== INPUT FOR THIS TASK ==
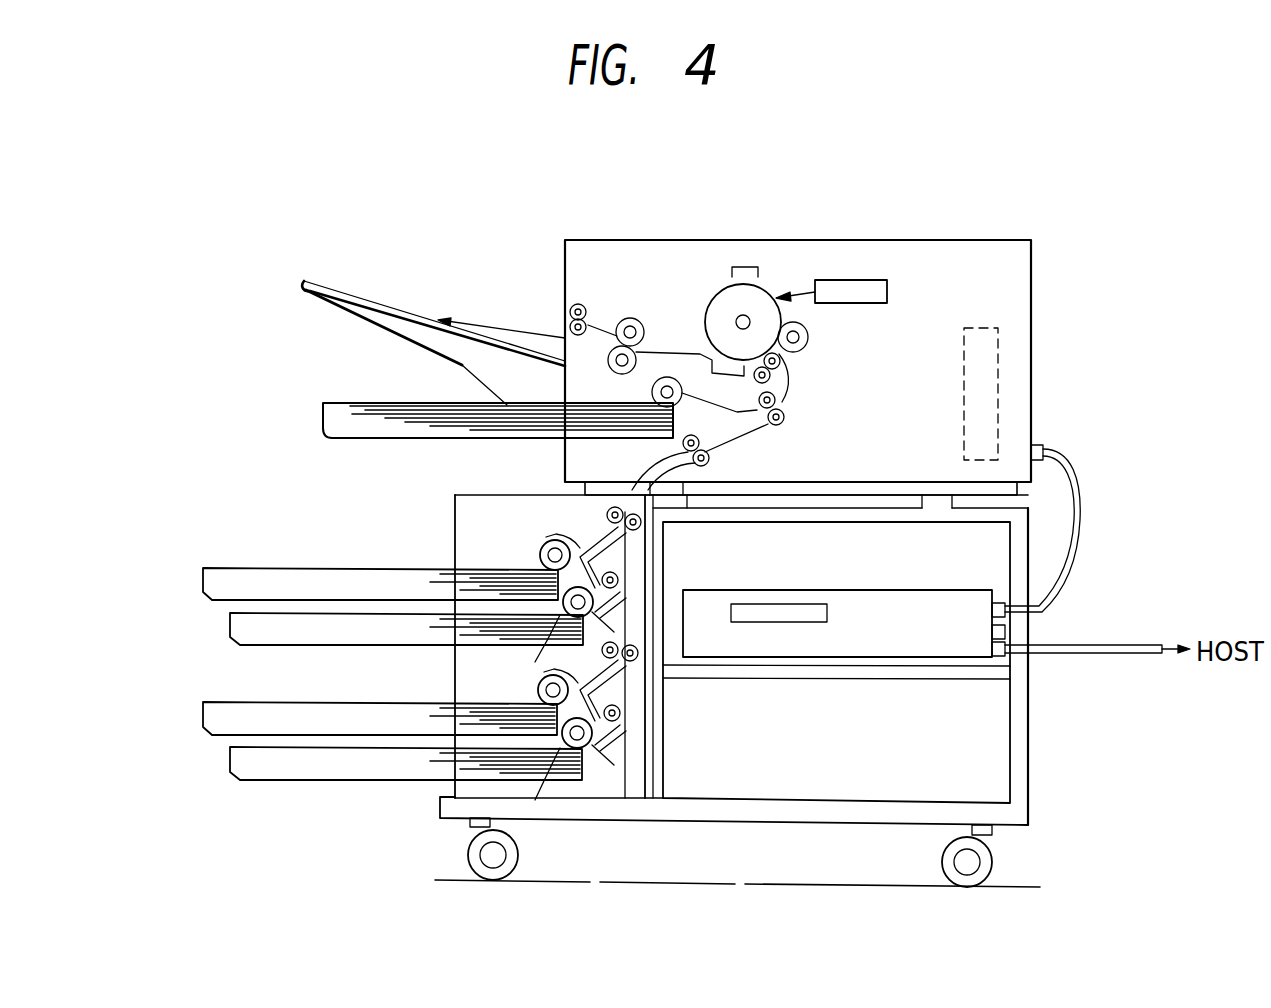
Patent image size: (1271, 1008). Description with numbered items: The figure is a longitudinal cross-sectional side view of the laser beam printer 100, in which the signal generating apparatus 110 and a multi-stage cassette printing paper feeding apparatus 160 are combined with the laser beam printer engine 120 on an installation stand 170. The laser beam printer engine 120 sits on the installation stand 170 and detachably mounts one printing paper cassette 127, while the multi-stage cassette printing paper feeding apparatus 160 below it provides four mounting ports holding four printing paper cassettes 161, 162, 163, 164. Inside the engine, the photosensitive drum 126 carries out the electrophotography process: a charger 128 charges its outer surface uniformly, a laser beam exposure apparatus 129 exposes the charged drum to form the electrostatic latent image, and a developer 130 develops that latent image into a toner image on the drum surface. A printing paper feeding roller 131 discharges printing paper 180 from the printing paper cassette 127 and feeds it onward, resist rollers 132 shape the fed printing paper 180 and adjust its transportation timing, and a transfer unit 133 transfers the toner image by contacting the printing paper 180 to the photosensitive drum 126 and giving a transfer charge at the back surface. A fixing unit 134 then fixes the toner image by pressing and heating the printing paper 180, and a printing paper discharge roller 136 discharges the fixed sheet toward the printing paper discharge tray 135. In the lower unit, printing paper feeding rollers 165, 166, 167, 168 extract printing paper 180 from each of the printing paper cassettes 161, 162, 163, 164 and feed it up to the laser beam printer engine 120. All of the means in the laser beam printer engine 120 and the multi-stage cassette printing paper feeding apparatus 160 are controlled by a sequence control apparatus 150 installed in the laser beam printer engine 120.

The laser beam printer 100 is at (1084, 532).
The signal generating apparatus 110 is at (975, 652).
The laser beam printer engine 120 is at (962, 248).
The photosensitive drum 126 is at (722, 286).
The printing paper cassette 127 is at (323, 412).
The charger 128 is at (750, 266).
The laser beam exposure apparatus 129 is at (850, 280).
The developer 130 is at (809, 338).
The printing paper feeding roller 131 is at (652, 391).
The resist rollers 132 is at (786, 418).
The transfer unit 133 is at (700, 352).
The fixing unit 134 is at (622, 318).
The printing paper discharge tray 135 is at (368, 300).
The printing paper discharge roller 136 is at (565, 338).
The sequence control apparatus 150 is at (982, 368).
The multi-stage cassette printing paper feeding apparatus 160 is at (456, 514).
The printing paper cassette 161 is at (291, 578).
The printing paper cassette 162 is at (238, 626).
The printing paper cassette 163 is at (237, 708).
The printing paper cassette 164 is at (248, 765).
The printing paper feeding roller 165 is at (546, 547).
The printing paper feeding roller 166 is at (566, 617).
The printing paper feeding roller 167 is at (540, 701).
The printing paper feeding roller 168 is at (566, 748).
The installation stand 170 is at (1028, 810).
The printing paper 180 is at (374, 403).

== TO DO ==
Please render the lines above, from the start of the records through the line containing "The charger 128 is at (750, 266).", as a Markdown table with the columns Row and Line, leaving out blank lines and pictures.

== CORRECT ANSWER ==
| Row | Line |
|---|---|
| 1 | Patent image size: (1271, 1008). Description with numbered items: The figure is a longitudinal cross-sectional side view of the laser beam printer 100, in which the signal generating apparatus 110 and a multi-stage cassette printing paper feeding apparatus 160 are combined with the laser beam printer engine 120 on an installation stand 170. The laser beam printer engine 120 sits on the installation stand 170 and detachably mounts one printing paper cassette 127, while the multi-stage cassette printing paper feeding apparatus 160 below it provides four mounting ports holding four printing paper cassettes 161, 162, 163, 164. Inside the engine, the photosensitive drum 126 carries out the electrophotography process: a charger 128 charges its outer surface uniformly, a laser beam exposure apparatus 129 exposes the charged drum to form the electrostatic latent image, and a developer 130 develops that latent image into a toner image on the drum surface. A printing paper feeding roller 131 discharges printing paper 180 from the printing paper cassette 127 and feeds it onward, resist rollers 132 shape the fed printing paper 180 and adjust its transportation timing, and a transfer unit 133 transfers the toner image by contacting the printing paper 180 to the photosensitive drum 126 and giving a transfer charge at the back surface. A fixing unit 134 then fixes the toner image by pressing and heating the printing paper 180, and a printing paper discharge roller 136 discharges the fixed sheet toward the printing paper discharge tray 135. In the lower unit, printing paper feeding rollers 165, 166, 167, 168 extract printing paper 180 from each of the printing paper cassettes 161, 162, 163, 164 and feed it up to the laser beam printer engine 120. All of the means in the laser beam printer engine 120 and the multi-stage cassette printing paper feeding apparatus 160 are controlled by a sequence control apparatus 150 installed in the laser beam printer engine 120. |
| 2 | The laser beam printer 100 is at (1084, 532). |
| 3 | The signal generating apparatus 110 is at (975, 652). |
| 4 | The laser beam printer engine 120 is at (962, 248). |
| 5 | The photosensitive drum 126 is at (722, 286). |
| 6 | The printing paper cassette 127 is at (323, 412). |
| 7 | The charger 128 is at (750, 266). |